The problem: Identify, in the records below, every line where the string "kind" appears, and copy each such line.

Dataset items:
────

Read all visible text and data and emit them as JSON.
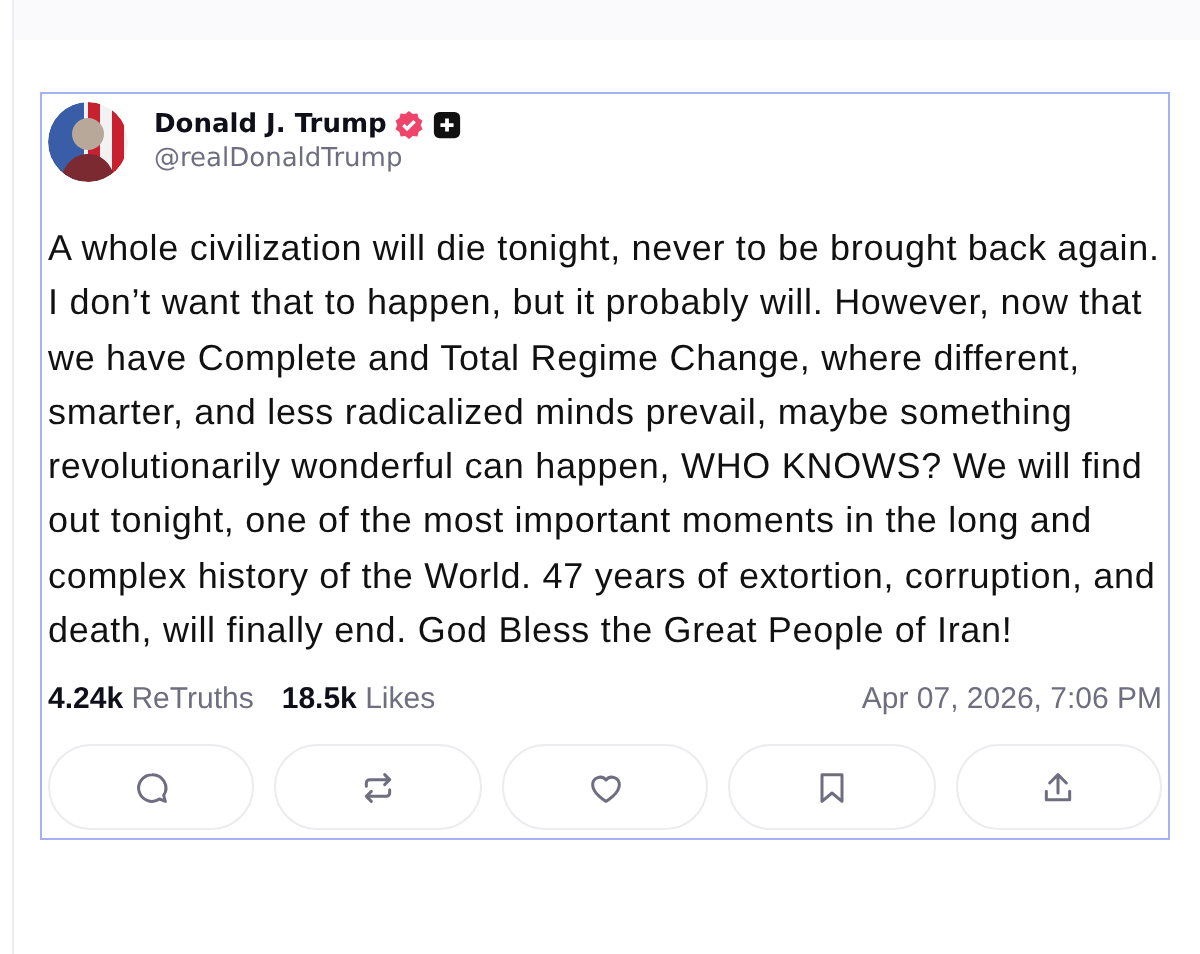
{
  "post": {
    "author": {
      "name": "Donald J. Trump",
      "handle": "@realDonaldTrump",
      "verified": true
    },
    "text": "A whole civilization will die tonight, never to be brought back again. I don’t want that to happen, but it probably will. However, now that we have Complete and Total Regime Change, where different, smarter, and less radicalized minds prevail, maybe something revolutionarily wonderful can happen, WHO KNOWS? We will find out tonight, one of the most important moments in the long and complex history of the World. 47 years of extortion, corruption, and death, will finally end. God Bless the Great People of Iran!",
    "stats": [
      {
        "count": "4.24k",
        "label": "ReTruths"
      },
      {
        "count": "18.5k",
        "label": "Likes"
      }
    ],
    "timestamp": "Apr 07, 2026, 7:06 PM",
    "actions": [
      {
        "kind": "reply"
      },
      {
        "kind": "retruth"
      },
      {
        "kind": "like"
      },
      {
        "kind": "bookmark"
      },
      {
        "kind": "share"
      }
    ]
  }
}
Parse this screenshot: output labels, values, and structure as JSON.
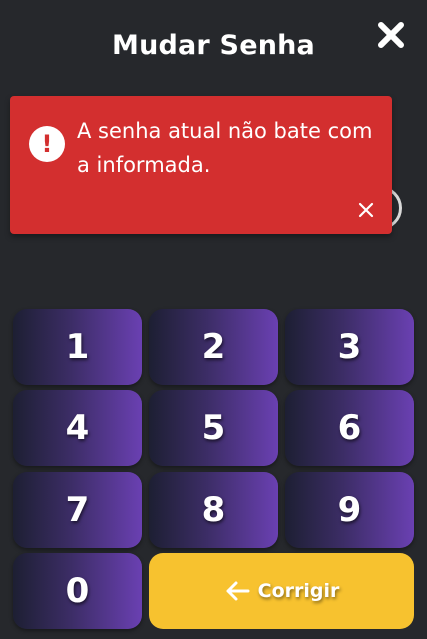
{
  "header": {
    "title": "Mudar Senha",
    "close_icon": "close-icon"
  },
  "pin": {
    "dots_count": 6
  },
  "toast": {
    "icon": "error-icon",
    "icon_glyph": "!",
    "message": "A senha atual não bate com a informada.",
    "close_icon": "close-icon",
    "color": "#d32f2f"
  },
  "keypad": {
    "keys": [
      "1",
      "2",
      "3",
      "4",
      "5",
      "6",
      "7",
      "8",
      "9",
      "0"
    ],
    "correct_label": "Corrigir",
    "correct_icon": "arrow-left-icon",
    "correct_color": "#f7c22f"
  }
}
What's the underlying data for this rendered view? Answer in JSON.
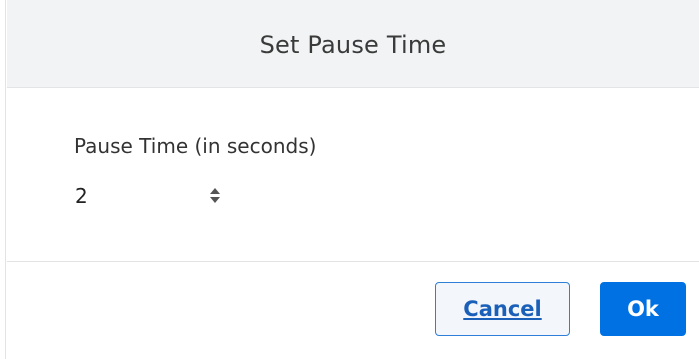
{
  "dialog": {
    "title": "Set Pause Time",
    "field_label": "Pause Time (in seconds)",
    "pause_time_value": "2",
    "cancel_label": "Cancel",
    "ok_label": "Ok"
  },
  "colors": {
    "header_bg": "#f1f3f4",
    "primary": "#0071e3",
    "cancel_border": "#2f7fd8"
  },
  "icons": {
    "spinner": "up-down-spinner-icon"
  }
}
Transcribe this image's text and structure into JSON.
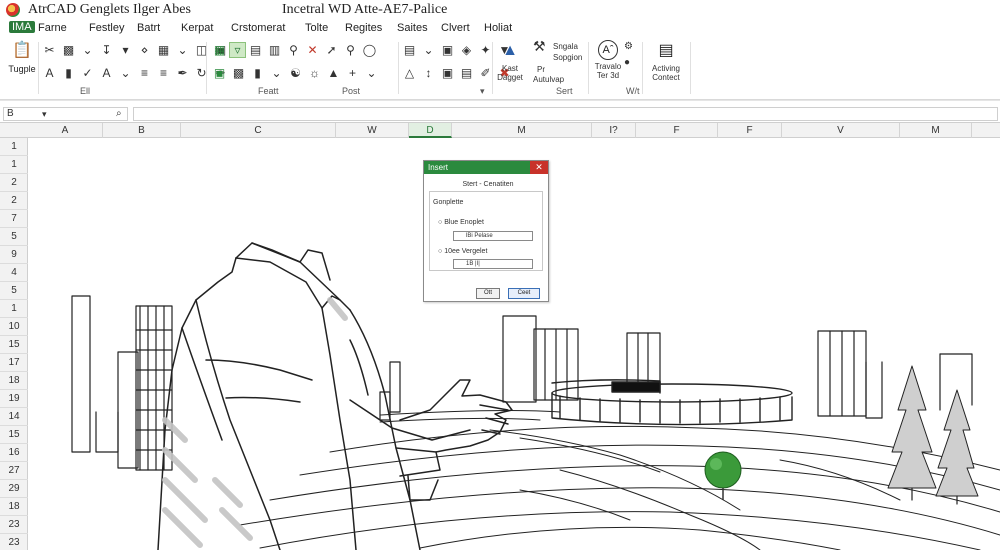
{
  "window": {
    "title_left": "AtrCAD Genglets Ilger Abes",
    "title_center": "Incetral WD Atte-AE7-Palice"
  },
  "menu": {
    "items": [
      "Farne",
      "Festley",
      "Batrt",
      "Kerpat",
      "Crstomerat",
      "Tolte",
      "Regites",
      "Saites",
      "Clvert",
      "Holiat"
    ]
  },
  "ribbon": {
    "left_button": "Tugple",
    "sections": [
      "Ell",
      "Featt",
      "Post",
      "Sert",
      "W/t"
    ],
    "dagget_lines": [
      "Kast",
      "Dagget"
    ],
    "autoso_lines": [
      "Sngala",
      "Sopgion",
      "Pr",
      "Autulvap"
    ],
    "trevalo_lines": [
      "Travalo",
      "Ter 3d"
    ],
    "activing_lines": [
      "Activing",
      "Contect"
    ]
  },
  "formula_bar": {
    "name_box": "B",
    "name_arrow": "▾",
    "fx": "⌕",
    "value": ""
  },
  "grid": {
    "columns": [
      "A",
      "B",
      "C",
      "W",
      "D",
      "M",
      "I?",
      "F",
      "F",
      "V",
      "M"
    ],
    "selected_column": "D",
    "rows": [
      "1",
      "1",
      "2",
      "2",
      "7",
      "5",
      "9",
      "4",
      "5",
      "1",
      "10",
      "15",
      "17",
      "18",
      "19",
      "14",
      "15",
      "16",
      "27",
      "29",
      "18",
      "23",
      "23"
    ]
  },
  "dialog": {
    "title": "Insert",
    "close": "✕",
    "group": "Stert - Cenatiten",
    "fieldset_label": "Gonplette",
    "option1_label": "Blue Enoplet",
    "option1_value": "lBi Pelase",
    "option2_label": "10ee Vergelet",
    "option2_value": "1B |I|",
    "ok": "Ott",
    "cancel": "Ceet"
  },
  "colors": {
    "accent": "#2b7a3b",
    "dialog_title": "#2b8a3e",
    "close": "#c8322a"
  }
}
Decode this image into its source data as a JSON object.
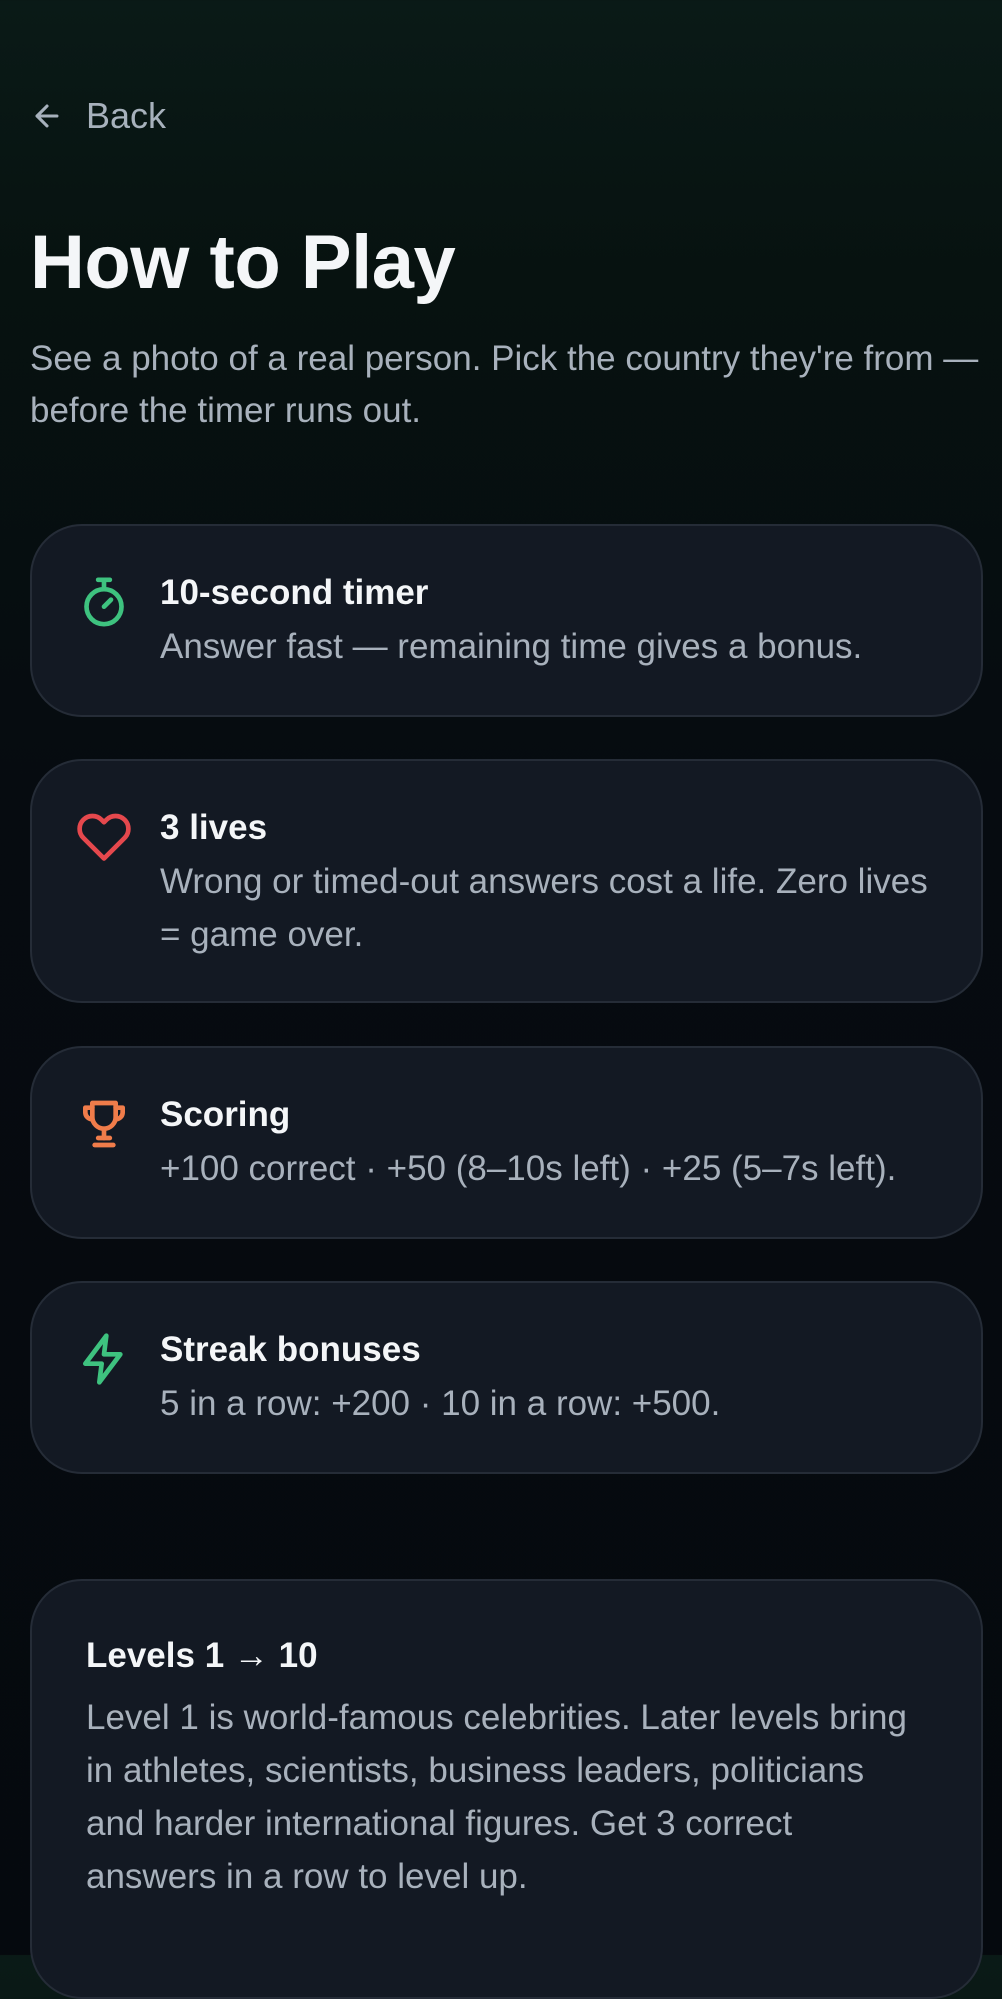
{
  "nav": {
    "back_label": "Back",
    "back_icon": "arrow-left-icon"
  },
  "header": {
    "title": "How to Play",
    "description": "See a photo of a real person. Pick the country they're from — before the timer runs out."
  },
  "rules": [
    {
      "icon": "stopwatch-icon",
      "icon_color": "#3ec27f",
      "title": "10-second timer",
      "description": "Answer fast — remaining time gives a bonus."
    },
    {
      "icon": "heart-icon",
      "icon_color": "#e5484d",
      "title": "3 lives",
      "description": "Wrong or timed-out answers cost a life. Zero lives = game over."
    },
    {
      "icon": "trophy-icon",
      "icon_color": "#f07c4a",
      "title": "Scoring",
      "description": "+100 correct · +50 (8–10s left) · +25 (5–7s left)."
    },
    {
      "icon": "lightning-icon",
      "icon_color": "#3ec27f",
      "title": "Streak bonuses",
      "description": "5 in a row: +200 · 10 in a row: +500."
    }
  ],
  "levels": {
    "title": "Levels 1 → 10",
    "description": "Level 1 is world-famous celebrities. Later levels bring in athletes, scientists, business leaders, politicians and harder international figures. Get 3 correct answers in a row to level up."
  },
  "colors": {
    "background": "#05090e",
    "card": "#131923",
    "card_border": "#252c37",
    "text_primary": "#f4f6f8",
    "text_secondary": "#a8b1bc"
  }
}
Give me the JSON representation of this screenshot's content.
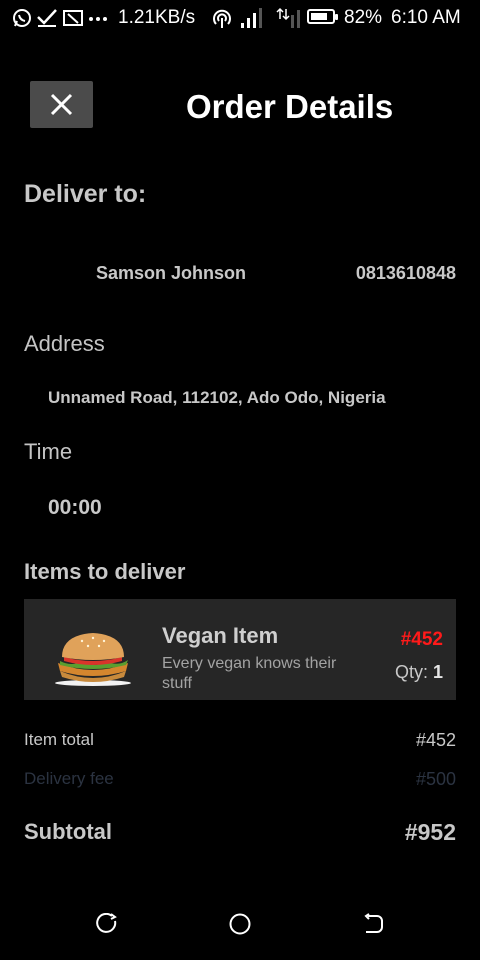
{
  "status_bar": {
    "network_speed": "1.21KB/s",
    "battery_percent_text": "82%",
    "battery_level": 0.82,
    "time": "6:10 AM",
    "left_icons": [
      "whatsapp-icon",
      "check-icon",
      "cast-icon",
      "more-dots-icon"
    ],
    "right_icons": [
      "hotspot-icon",
      "signal-icon",
      "data-icon",
      "battery-icon"
    ]
  },
  "header": {
    "close_icon": "close-icon",
    "title": "Order Details"
  },
  "delivery": {
    "heading": "Deliver to:",
    "customer_name": "Samson Johnson",
    "phone": "0813610848",
    "address_label": "Address",
    "address": "Unnamed Road, 112102, Ado Odo, Nigeria",
    "time_label": "Time",
    "time": "00:00"
  },
  "items": {
    "heading": "Items to deliver",
    "list": [
      {
        "image_icon": "burger-image",
        "name": "Vegan Item",
        "description": "Every vegan knows their stuff",
        "price": "#452",
        "qty_label": "Qty:",
        "qty": "1"
      }
    ]
  },
  "totals": {
    "item_total_label": "Item total",
    "item_total_value": "#452",
    "delivery_fee_label": "Delivery fee",
    "delivery_fee_value": "#500",
    "subtotal_label": "Subtotal",
    "subtotal_value": "#952"
  },
  "colors": {
    "background": "#000000",
    "card": "#262626",
    "close_button": "#4b4b4b",
    "price_red": "#ff1a1a",
    "muted_delivery": "#2b3341"
  },
  "nav_bar": {
    "icons": [
      "recent-apps-icon",
      "home-icon",
      "back-icon"
    ]
  }
}
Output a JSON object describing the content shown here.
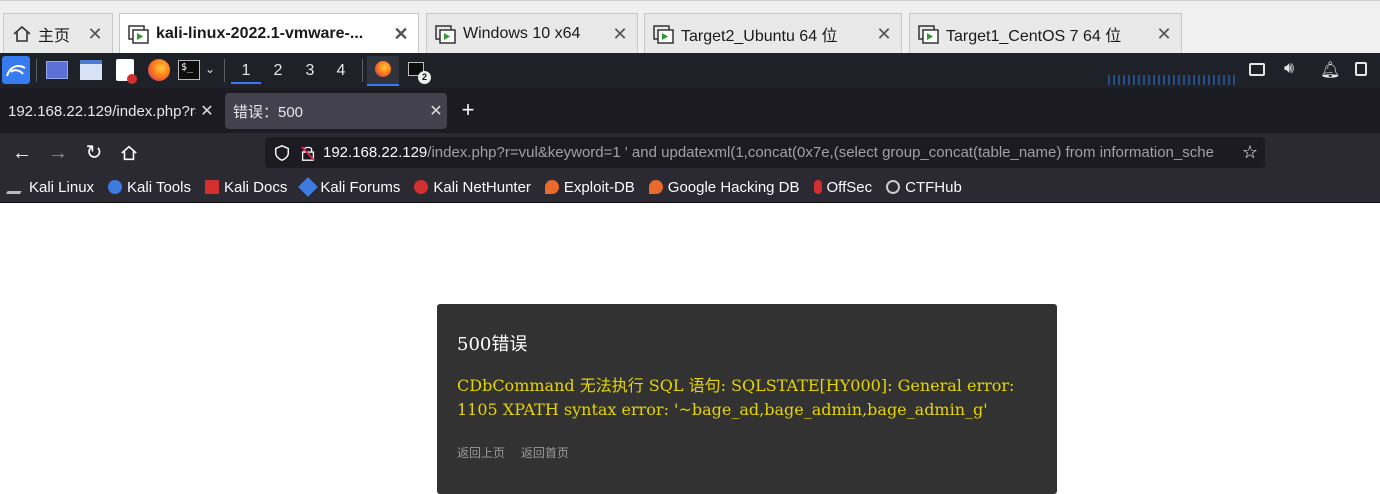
{
  "vm_tabs": [
    {
      "label": "主页",
      "icon": "home-icon"
    },
    {
      "label": "kali-linux-2022.1-vmware-...",
      "icon": "vm-icon",
      "active": true
    },
    {
      "label": "Windows 10 x64",
      "icon": "vm-icon"
    },
    {
      "label": "Target2_Ubuntu 64 位",
      "icon": "vm-icon"
    },
    {
      "label": "Target1_CentOS 7 64 位",
      "icon": "vm-icon"
    }
  ],
  "kali_panel": {
    "workspaces": [
      "1",
      "2",
      "3",
      "4"
    ],
    "terminal_badge": "2"
  },
  "browser_tabs": [
    {
      "title": "192.168.22.129/index.php?r=v"
    },
    {
      "title": "错误：500",
      "selected": true
    }
  ],
  "new_tab_label": "+",
  "urlbar": {
    "host": "192.168.22.129",
    "rest": "/index.php?r=vul&keyword=1 ' and updatexml(1,concat(0x7e,(select group_concat(table_name) from information_sche"
  },
  "bookmarks": [
    {
      "label": "Kali Linux",
      "color": "#4a90d9"
    },
    {
      "label": "Kali Tools",
      "color": "#3d7be0"
    },
    {
      "label": "Kali Docs",
      "color": "#d32f2f"
    },
    {
      "label": "Kali Forums",
      "color": "#3d7be0"
    },
    {
      "label": "Kali NetHunter",
      "color": "#d32f2f"
    },
    {
      "label": "Exploit-DB",
      "color": "#e86a2d"
    },
    {
      "label": "Google Hacking DB",
      "color": "#e86a2d"
    },
    {
      "label": "OffSec",
      "color": "#d32f2f"
    },
    {
      "label": "CTFHub",
      "color": "#cccccc"
    }
  ],
  "error": {
    "title": "500错误",
    "message": "CDbCommand 无法执行 SQL 语句: SQLSTATE[HY000]: General error: 1105 XPATH syntax error: '~bage_ad,bage_admin,bage_admin_g'",
    "link_back": "返回上页",
    "link_home": "返回首页"
  }
}
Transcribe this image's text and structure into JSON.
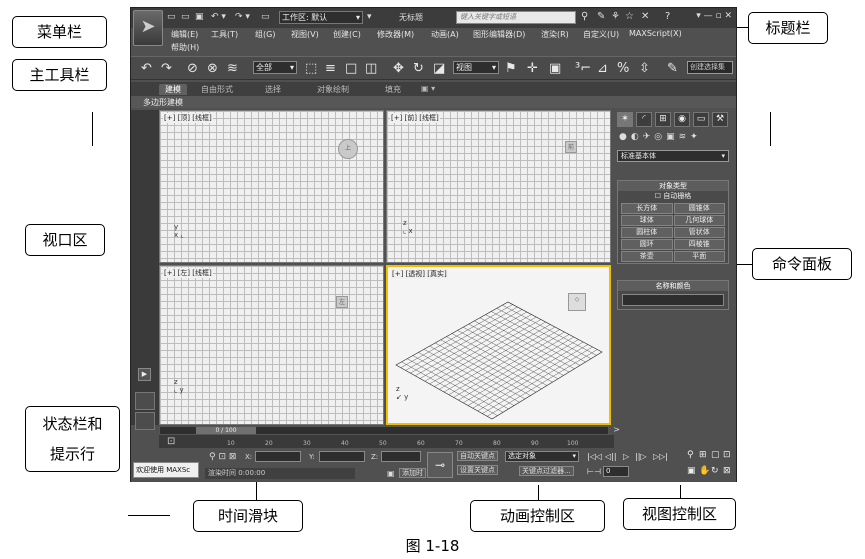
{
  "callouts": {
    "menubar": "菜单栏",
    "maintoolbar": "主工具栏",
    "viewport_area": "视口区",
    "status_line1": "状态栏和",
    "status_line2": "提示行",
    "titlebar": "标题栏",
    "command_panel": "命令面板",
    "time_slider": "时间滑块",
    "anim_controls": "动画控制区",
    "view_controls": "视图控制区"
  },
  "caption": "图 1-18",
  "titlebar": {
    "workspace": "工作区: 默认",
    "title": "无标题",
    "search_placeholder": "键入关键字或短语"
  },
  "menu": {
    "items": [
      "编辑(E)",
      "工具(T)",
      "组(G)",
      "视图(V)",
      "创建(C)",
      "修改器(M)",
      "动画(A)",
      "图形编辑器(D)",
      "渲染(R)",
      "自定义(U)",
      "MAXScript(X)"
    ],
    "help": "帮助(H)"
  },
  "toolbar": {
    "filter": "全部",
    "refcoord": "视图",
    "named_selection": "创建选择集"
  },
  "ribbon": {
    "tabs": [
      "建模",
      "自由形式",
      "选择",
      "对象绘制",
      "填充"
    ],
    "sub": "多边形建模"
  },
  "viewports": {
    "top": "[+] [顶] [线框]",
    "front": "[+] [前] [线框]",
    "left": "[+] [左] [线框]",
    "persp": "[+] [透视] [真实]"
  },
  "command_panel": {
    "dropdown": "标准基本体",
    "object_type_title": "对象类型",
    "autogrid": "☐ 自动栅格",
    "objects": [
      "长方体",
      "圆锥体",
      "球体",
      "几何球体",
      "圆柱体",
      "管状体",
      "圆环",
      "四棱锥",
      "茶壶",
      "平面"
    ],
    "name_color_title": "名称和颜色"
  },
  "timeline": {
    "slider": "0 / 100",
    "ticks": [
      "10",
      "20",
      "30",
      "40",
      "50",
      "60",
      "70",
      "80",
      "90",
      "100"
    ]
  },
  "status": {
    "welcome": "欢迎使用 MAXSc",
    "x": "X:",
    "y": "Y:",
    "z": "Z:",
    "render_time": "渲染时间 0:00:00",
    "add_time_tag": "添加时",
    "auto_key": "自动关键点",
    "set_key": "设置关键点",
    "selected": "选定对象",
    "key_filters": "关键点过滤器...",
    "frame": "0"
  }
}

────

Answer in full:
        "kind": "reply"
        "kind": "retruth"
        "kind": "like"
        "kind": "bookmark"
        "kind": "share"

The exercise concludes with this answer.